(Recorded data)
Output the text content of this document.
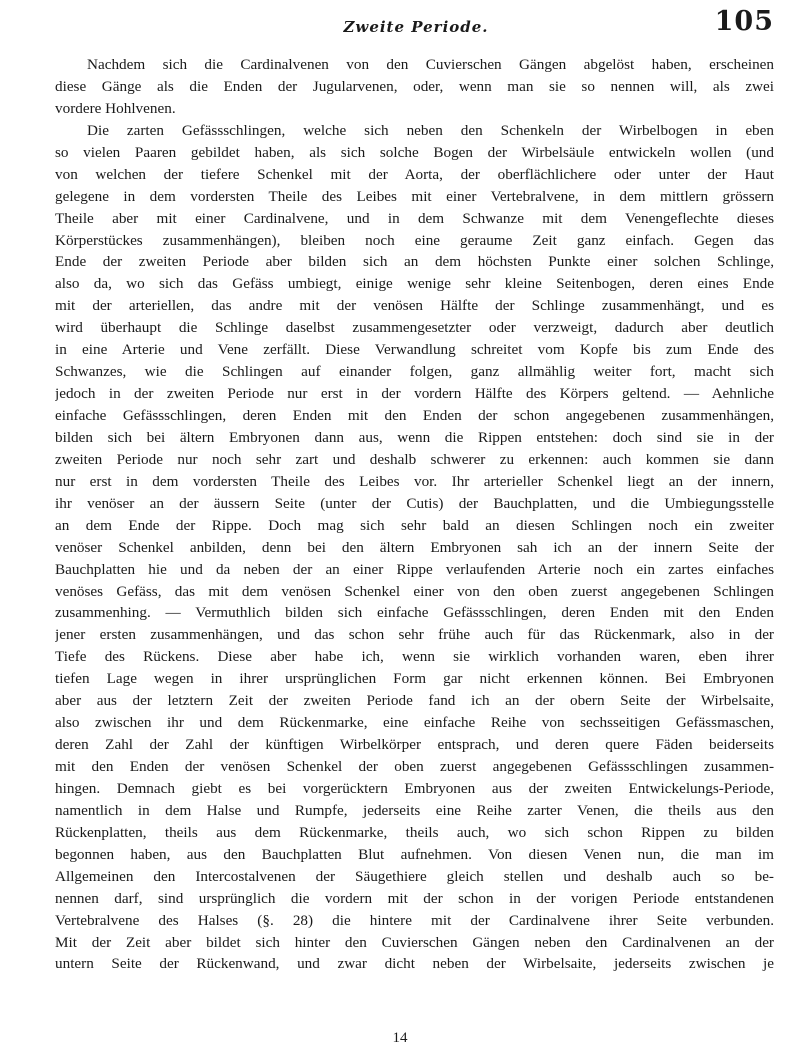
Zweite Periode.	105
Nachdem sich die Cardinalvenen von den Cuvierschen Gängen abgelöst haben, erscheinen
diese Gänge als die Enden der Jugularvenen, oder, wenn man sie so nennen will, als zwei
vordere Hohlvenen.
Die zarten Gefässschlingen, welche sich neben den Schenkeln der Wirbelbogen in eben
so vielen Paaren gebildet haben, als sich solche Bogen der Wirbelsäule entwickeln wollen (und
von welchen der tiefere Schenkel mit der Aorta, der oberflächlichere oder unter der Haut
gelegene in dem vordersten Theile des Leibes mit einer Vertebralvene, in dem mittlern grössern
Theile aber mit einer Cardinalvene, und in dem Schwanze mit dem Venengeflechte dieses
Körperstückes zusammenhängen), bleiben noch eine geraume Zeit ganz einfach. Gegen das
Ende der zweiten Periode aber bilden sich an dem höchsten Punkte einer solchen Schlinge,
also da, wo sich das Gefäss umbiegt, einige wenige sehr kleine Seitenbogen, deren eines Ende
mit der arteriellen, das andre mit der venösen Hälfte der Schlinge zusammenhängt, und es
wird überhaupt die Schlinge daselbst zusammengesetzter oder verzweigt, dadurch aber deutlich
in eine Arterie und Vene zerfällt. Diese Verwandlung schreitet vom Kopfe bis zum Ende des
Schwanzes, wie die Schlingen auf einander folgen, ganz allmählig weiter fort, macht sich
jedoch in der zweiten Periode nur erst in der vordern Hälfte des Körpers geltend. — Aehnliche
einfache Gefässschlingen, deren Enden mit den Enden der schon angegebenen zusammenhängen,
bilden sich bei ältern Embryonen dann aus, wenn die Rippen entstehen: doch sind sie in der
zweiten Periode nur noch sehr zart und deshalb schwerer zu erkennen: auch kommen sie dann
nur erst in dem vordersten Theile des Leibes vor. Ihr arterieller Schenkel liegt an der innern,
ihr venöser an der äussern Seite (unter der Cutis) der Bauchplatten, und die Umbiegungsstelle
an dem Ende der Rippe. Doch mag sich sehr bald an diesen Schlingen noch ein zweiter
venöser Schenkel anbilden, denn bei den ältern Embryonen sah ich an der innern Seite der
Bauchplatten hie und da neben der an einer Rippe verlaufenden Arterie noch ein zartes einfaches
venöses Gefäss, das mit dem venösen Schenkel einer von den oben zuerst angegebenen Schlingen
zusammenhing. — Vermuthlich bilden sich einfache Gefässschlingen, deren Enden mit den Enden
jener ersten zusammenhängen, und das schon sehr frühe auch für das Rückenmark, also in der
Tiefe des Rückens. Diese aber habe ich, wenn sie wirklich vorhanden waren, eben ihrer
tiefen Lage wegen in ihrer ursprünglichen Form gar nicht erkennen können. Bei Embryonen
aber aus der letztern Zeit der zweiten Periode fand ich an der obern Seite der Wirbelsaite,
also zwischen ihr und dem Rückenmarke, eine einfache Reihe von sechsseitigen Gefässmaschen,
deren Zahl der Zahl der künftigen Wirbelkörper entsprach, und deren quere Fäden beiderseits
mit den Enden der venösen Schenkel der oben zuerst angegebenen Gefässschlingen zusammen-
hingen. Demnach giebt es bei vorgerücktern Embryonen aus der zweiten Entwickelungs-Periode,
namentlich in dem Halse und Rumpfe, jederseits eine Reihe zarter Venen, die theils aus den
Rückenplatten, theils aus dem Rückenmarke, theils auch, wo sich schon Rippen zu bilden
begonnen haben, aus den Bauchplatten Blut aufnehmen. Von diesen Venen nun, die man im
Allgemeinen den Intercostalvenen der Säugethiere gleich stellen und deshalb auch so be-
nennen darf, sind ursprünglich die vordern mit der schon in der vorigen Periode entstandenen
Vertebralvene des Halses (§. 28) die hintere mit der Cardinalvene ihrer Seite verbunden.
Mit der Zeit aber bildet sich hinter den Cuvierschen Gängen neben den Cardinalvenen an der
untern Seite der Rückenwand, und zwar dicht neben der Wirbelsaite, jederseits zwischen je
14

■ Given task ■
Repeat each entry exactly. Pictures do not belong in the copy.

■ Answer for the task ■
Output the text content of this document.
Zweite Periode.	105
Nachdem sich die Cardinalvenen von den Cuvierschen Gängen abgelöst haben, erscheinen
diese Gänge als die Enden der Jugularvenen, oder, wenn man sie so nennen will, als zwei
vordere Hohlvenen.
Die zarten Gefässschlingen, welche sich neben den Schenkeln der Wirbelbogen in eben
so vielen Paaren gebildet haben, als sich solche Bogen der Wirbelsäule entwickeln wollen (und
von welchen der tiefere Schenkel mit der Aorta, der oberflächlichere oder unter der Haut
gelegene in dem vordersten Theile des Leibes mit einer Vertebralvene, in dem mittlern grössern
Theile aber mit einer Cardinalvene, und in dem Schwanze mit dem Venengeflechte dieses
Körperstückes zusammenhängen), bleiben noch eine geraume Zeit ganz einfach. Gegen das
Ende der zweiten Periode aber bilden sich an dem höchsten Punkte einer solchen Schlinge,
also da, wo sich das Gefäss umbiegt, einige wenige sehr kleine Seitenbogen, deren eines Ende
mit der arteriellen, das andre mit der venösen Hälfte der Schlinge zusammenhängt, und es
wird überhaupt die Schlinge daselbst zusammengesetzter oder verzweigt, dadurch aber deutlich
in eine Arterie und Vene zerfällt. Diese Verwandlung schreitet vom Kopfe bis zum Ende des
Schwanzes, wie die Schlingen auf einander folgen, ganz allmählig weiter fort, macht sich
jedoch in der zweiten Periode nur erst in der vordern Hälfte des Körpers geltend. — Aehnliche
einfache Gefässschlingen, deren Enden mit den Enden der schon angegebenen zusammenhängen,
bilden sich bei ältern Embryonen dann aus, wenn die Rippen entstehen: doch sind sie in der
zweiten Periode nur noch sehr zart und deshalb schwerer zu erkennen: auch kommen sie dann
nur erst in dem vordersten Theile des Leibes vor. Ihr arterieller Schenkel liegt an der innern,
ihr venöser an der äussern Seite (unter der Cutis) der Bauchplatten, und die Umbiegungsstelle
an dem Ende der Rippe. Doch mag sich sehr bald an diesen Schlingen noch ein zweiter
venöser Schenkel anbilden, denn bei den ältern Embryonen sah ich an der innern Seite der
Bauchplatten hie und da neben der an einer Rippe verlaufenden Arterie noch ein zartes einfaches
venöses Gefäss, das mit dem venösen Schenkel einer von den oben zuerst angegebenen Schlingen
zusammenhing. — Vermuthlich bilden sich einfache Gefässschlingen, deren Enden mit den Enden
jener ersten zusammenhängen, und das schon sehr frühe auch für das Rückenmark, also in der
Tiefe des Rückens. Diese aber habe ich, wenn sie wirklich vorhanden waren, eben ihrer
tiefen Lage wegen in ihrer ursprünglichen Form gar nicht erkennen können. Bei Embryonen
aber aus der letztern Zeit der zweiten Periode fand ich an der obern Seite der Wirbelsaite,
also zwischen ihr und dem Rückenmarke, eine einfache Reihe von sechsseitigen Gefässmaschen,
deren Zahl der Zahl der künftigen Wirbelkörper entsprach, und deren quere Fäden beiderseits
mit den Enden der venösen Schenkel der oben zuerst angegebenen Gefässschlingen zusammen-
hingen. Demnach giebt es bei vorgerücktern Embryonen aus der zweiten Entwickelungs-Periode,
namentlich in dem Halse und Rumpfe, jederseits eine Reihe zarter Venen, die theils aus den
Rückenplatten, theils aus dem Rückenmarke, theils auch, wo sich schon Rippen zu bilden
begonnen haben, aus den Bauchplatten Blut aufnehmen. Von diesen Venen nun, die man im
Allgemeinen den Intercostalvenen der Säugethiere gleich stellen und deshalb auch so be-
nennen darf, sind ursprünglich die vordern mit der schon in der vorigen Periode entstandenen
Vertebralvene des Halses (§. 28) die hintere mit der Cardinalvene ihrer Seite verbunden.
Mit der Zeit aber bildet sich hinter den Cuvierschen Gängen neben den Cardinalvenen an der
untern Seite der Rückenwand, und zwar dicht neben der Wirbelsaite, jederseits zwischen je
14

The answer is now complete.